(Entries from a data source)
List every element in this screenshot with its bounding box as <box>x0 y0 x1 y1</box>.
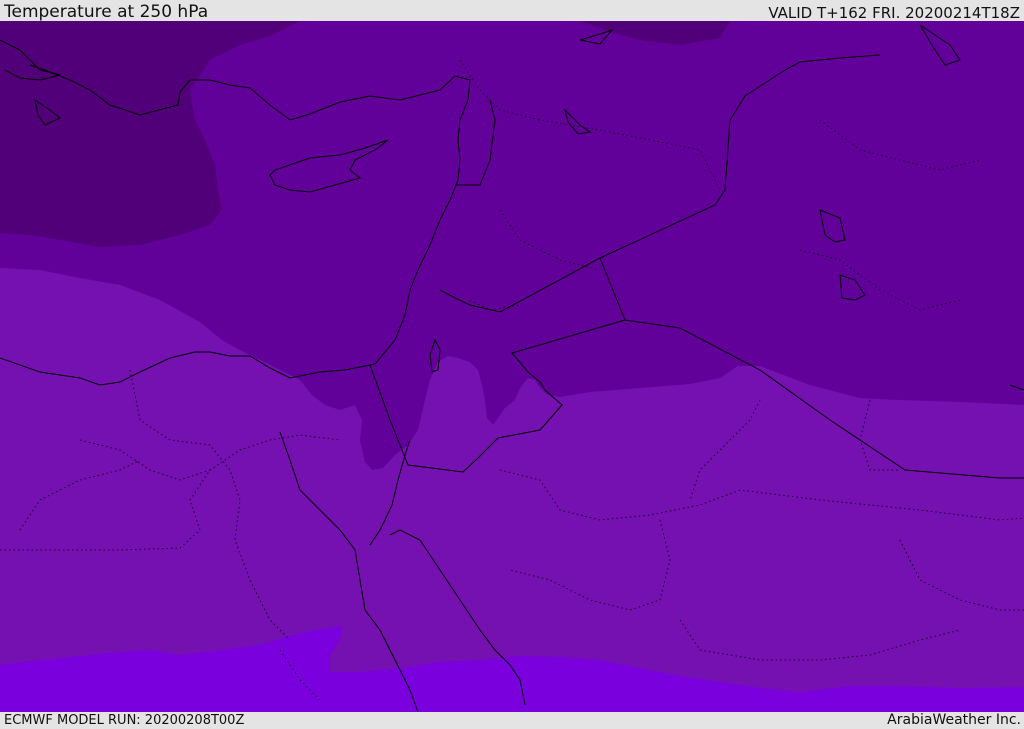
header-bar: Temperature at 250 hPa VALID T+162 FRI. … <box>0 0 1024 21</box>
credit-label: ArabiaWeather Inc. <box>887 712 1021 728</box>
footer-bar: ECMWF MODEL RUN: 20200208T00Z ArabiaWeat… <box>0 712 1024 729</box>
map-title: Temperature at 250 hPa <box>4 2 209 22</box>
map-canvas[interactable] <box>0 21 1024 712</box>
model-run-label: ECMWF MODEL RUN: 20200208T00Z <box>4 713 245 728</box>
valid-time: VALID T+162 FRI. 20200214T18Z <box>768 4 1020 22</box>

Requirements.
Can you put the entries into a two-column CSV with the columns "prompt" and "response", one row per entry? Quote each field, turn line breaks into spaces, and leave the pictures out.

Written answer.
prompt,response
"List every element in this screenshot with its bounding box as <box>x0 y0 x1 y1</box>.","header-bar: Temperature at 250 hPa VALID T+162 FRI. … <box>0 0 1024 21</box> credit-label: ArabiaWeather Inc. <box>887 712 1021 728</box> footer-bar: ECMWF MODEL RUN: 20200208T00Z ArabiaWeat… <box>0 712 1024 729</box> map-title: Temperature at 250 hPa <box>4 2 209 22</box> map-canvas[interactable] <box>0 21 1024 712</box> model-run-label: ECMWF MODEL RUN: 20200208T00Z <box>4 713 245 728</box> valid-time: VALID T+162 FRI. 20200214T18Z <box>768 4 1020 22</box>"